— START RECORDS FOR THE TASK —

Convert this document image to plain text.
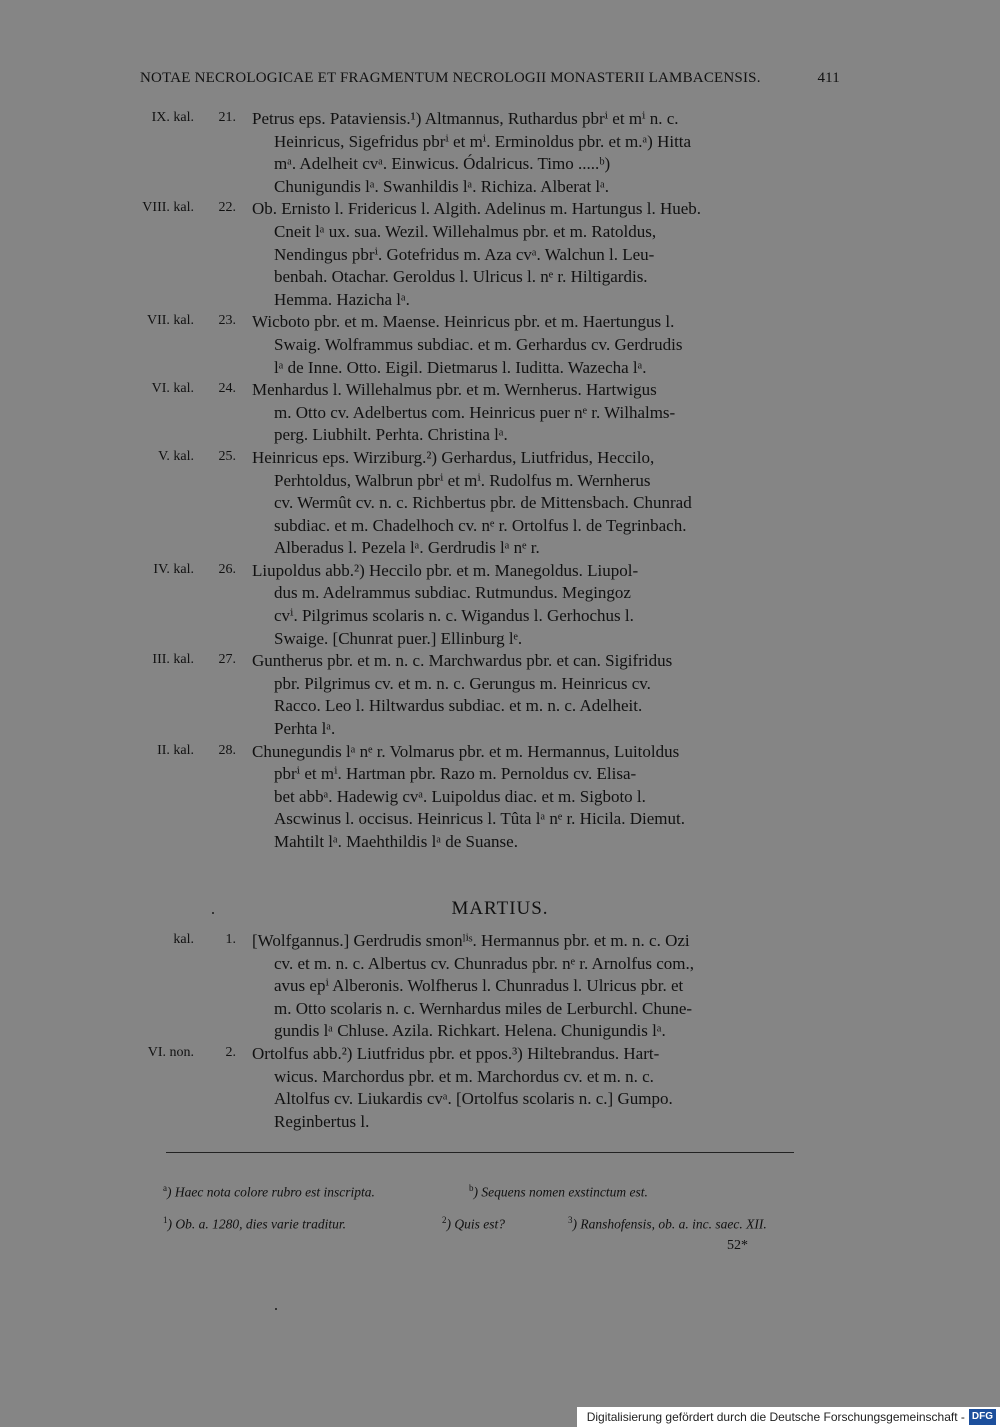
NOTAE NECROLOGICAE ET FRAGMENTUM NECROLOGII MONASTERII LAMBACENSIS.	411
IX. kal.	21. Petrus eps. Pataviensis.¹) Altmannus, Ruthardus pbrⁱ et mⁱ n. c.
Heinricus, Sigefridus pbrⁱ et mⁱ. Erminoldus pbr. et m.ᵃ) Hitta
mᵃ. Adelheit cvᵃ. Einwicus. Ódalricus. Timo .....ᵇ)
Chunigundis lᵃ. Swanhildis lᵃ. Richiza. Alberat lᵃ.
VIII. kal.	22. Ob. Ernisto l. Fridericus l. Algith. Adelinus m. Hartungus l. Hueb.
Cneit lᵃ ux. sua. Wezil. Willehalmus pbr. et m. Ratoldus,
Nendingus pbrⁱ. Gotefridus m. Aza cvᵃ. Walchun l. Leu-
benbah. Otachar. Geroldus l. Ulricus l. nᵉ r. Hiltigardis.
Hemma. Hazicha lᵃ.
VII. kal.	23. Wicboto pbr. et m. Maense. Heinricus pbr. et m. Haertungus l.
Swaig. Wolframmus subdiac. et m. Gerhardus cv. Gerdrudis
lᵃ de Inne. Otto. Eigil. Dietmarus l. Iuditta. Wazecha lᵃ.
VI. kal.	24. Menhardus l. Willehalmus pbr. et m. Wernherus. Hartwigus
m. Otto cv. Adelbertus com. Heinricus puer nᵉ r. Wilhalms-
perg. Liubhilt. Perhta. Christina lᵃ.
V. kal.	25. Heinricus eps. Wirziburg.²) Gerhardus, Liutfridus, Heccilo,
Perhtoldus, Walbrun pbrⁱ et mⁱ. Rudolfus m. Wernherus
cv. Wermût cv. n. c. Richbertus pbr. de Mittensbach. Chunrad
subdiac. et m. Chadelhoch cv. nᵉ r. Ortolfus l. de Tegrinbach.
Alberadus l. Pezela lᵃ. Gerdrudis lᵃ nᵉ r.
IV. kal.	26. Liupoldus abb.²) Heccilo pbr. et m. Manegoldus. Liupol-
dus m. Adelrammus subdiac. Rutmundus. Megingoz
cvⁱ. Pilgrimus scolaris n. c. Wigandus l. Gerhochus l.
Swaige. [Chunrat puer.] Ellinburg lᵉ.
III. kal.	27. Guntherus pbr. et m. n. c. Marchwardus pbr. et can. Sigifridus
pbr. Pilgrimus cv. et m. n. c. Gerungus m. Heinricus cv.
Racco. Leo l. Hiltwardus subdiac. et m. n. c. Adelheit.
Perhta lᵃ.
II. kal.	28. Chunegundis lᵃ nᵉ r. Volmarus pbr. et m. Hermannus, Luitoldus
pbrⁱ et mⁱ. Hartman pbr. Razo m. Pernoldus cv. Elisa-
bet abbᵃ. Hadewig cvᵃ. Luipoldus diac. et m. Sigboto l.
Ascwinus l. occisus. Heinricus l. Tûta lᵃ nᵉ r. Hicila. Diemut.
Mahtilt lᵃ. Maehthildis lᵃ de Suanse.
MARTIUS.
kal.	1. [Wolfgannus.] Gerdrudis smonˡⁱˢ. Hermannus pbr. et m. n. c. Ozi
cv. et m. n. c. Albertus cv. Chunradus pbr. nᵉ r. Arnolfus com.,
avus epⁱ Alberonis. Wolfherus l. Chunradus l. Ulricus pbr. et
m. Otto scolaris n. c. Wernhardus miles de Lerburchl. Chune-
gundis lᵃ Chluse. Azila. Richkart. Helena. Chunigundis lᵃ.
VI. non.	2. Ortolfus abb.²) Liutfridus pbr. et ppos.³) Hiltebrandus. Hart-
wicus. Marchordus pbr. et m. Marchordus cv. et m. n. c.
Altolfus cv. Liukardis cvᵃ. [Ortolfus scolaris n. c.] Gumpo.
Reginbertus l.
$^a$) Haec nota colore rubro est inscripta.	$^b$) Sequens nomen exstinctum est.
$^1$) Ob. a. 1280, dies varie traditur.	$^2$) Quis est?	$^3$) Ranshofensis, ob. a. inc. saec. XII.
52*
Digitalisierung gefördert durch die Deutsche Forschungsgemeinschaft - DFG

— END RECORDS FOR THE TASK —

PROMPT:
Omit every image. Quote each record exactly.

THE ANSWER:
Convert this document image to plain text.
NOTAE NECROLOGICAE ET FRAGMENTUM NECROLOGII MONASTERII LAMBACENSIS.	411
IX. kal.	21. Petrus eps. Pataviensis.¹) Altmannus, Ruthardus pbrⁱ et mⁱ n. c.
Heinricus, Sigefridus pbrⁱ et mⁱ. Erminoldus pbr. et m.ᵃ) Hitta
mᵃ. Adelheit cvᵃ. Einwicus. Ódalricus. Timo .....ᵇ)
Chunigundis lᵃ. Swanhildis lᵃ. Richiza. Alberat lᵃ.
VIII. kal.	22. Ob. Ernisto l. Fridericus l. Algith. Adelinus m. Hartungus l. Hueb.
Cneit lᵃ ux. sua. Wezil. Willehalmus pbr. et m. Ratoldus,
Nendingus pbrⁱ. Gotefridus m. Aza cvᵃ. Walchun l. Leu-
benbah. Otachar. Geroldus l. Ulricus l. nᵉ r. Hiltigardis.
Hemma. Hazicha lᵃ.
VII. kal.	23. Wicboto pbr. et m. Maense. Heinricus pbr. et m. Haertungus l.
Swaig. Wolframmus subdiac. et m. Gerhardus cv. Gerdrudis
lᵃ de Inne. Otto. Eigil. Dietmarus l. Iuditta. Wazecha lᵃ.
VI. kal.	24. Menhardus l. Willehalmus pbr. et m. Wernherus. Hartwigus
m. Otto cv. Adelbertus com. Heinricus puer nᵉ r. Wilhalms-
perg. Liubhilt. Perhta. Christina lᵃ.
V. kal.	25. Heinricus eps. Wirziburg.²) Gerhardus, Liutfridus, Heccilo,
Perhtoldus, Walbrun pbrⁱ et mⁱ. Rudolfus m. Wernherus
cv. Wermût cv. n. c. Richbertus pbr. de Mittensbach. Chunrad
subdiac. et m. Chadelhoch cv. nᵉ r. Ortolfus l. de Tegrinbach.
Alberadus l. Pezela lᵃ. Gerdrudis lᵃ nᵉ r.
IV. kal.	26. Liupoldus abb.²) Heccilo pbr. et m. Manegoldus. Liupol-
dus m. Adelrammus subdiac. Rutmundus. Megingoz
cvⁱ. Pilgrimus scolaris n. c. Wigandus l. Gerhochus l.
Swaige. [Chunrat puer.] Ellinburg lᵉ.
III. kal.	27. Guntherus pbr. et m. n. c. Marchwardus pbr. et can. Sigifridus
pbr. Pilgrimus cv. et m. n. c. Gerungus m. Heinricus cv.
Racco. Leo l. Hiltwardus subdiac. et m. n. c. Adelheit.
Perhta lᵃ.
II. kal.	28. Chunegundis lᵃ nᵉ r. Volmarus pbr. et m. Hermannus, Luitoldus
pbrⁱ et mⁱ. Hartman pbr. Razo m. Pernoldus cv. Elisa-
bet abbᵃ. Hadewig cvᵃ. Luipoldus diac. et m. Sigboto l.
Ascwinus l. occisus. Heinricus l. Tûta lᵃ nᵉ r. Hicila. Diemut.
Mahtilt lᵃ. Maehthildis lᵃ de Suanse.
MARTIUS.
kal.	1. [Wolfgannus.] Gerdrudis smonˡⁱˢ. Hermannus pbr. et m. n. c. Ozi
cv. et m. n. c. Albertus cv. Chunradus pbr. nᵉ r. Arnolfus com.,
avus epⁱ Alberonis. Wolfherus l. Chunradus l. Ulricus pbr. et
m. Otto scolaris n. c. Wernhardus miles de Lerburchl. Chune-
gundis lᵃ Chluse. Azila. Richkart. Helena. Chunigundis lᵃ.
VI. non.	2. Ortolfus abb.²) Liutfridus pbr. et ppos.³) Hiltebrandus. Hart-
wicus. Marchordus pbr. et m. Marchordus cv. et m. n. c.
Altolfus cv. Liukardis cvᵃ. [Ortolfus scolaris n. c.] Gumpo.
Reginbertus l.
$^a$) Haec nota colore rubro est inscripta.	$^b$) Sequens nomen exstinctum est.
$^1$) Ob. a. 1280, dies varie traditur.	$^2$) Quis est?	$^3$) Ranshofensis, ob. a. inc. saec. XII.
52*
Digitalisierung gefördert durch die Deutsche Forschungsgemeinschaft - DFG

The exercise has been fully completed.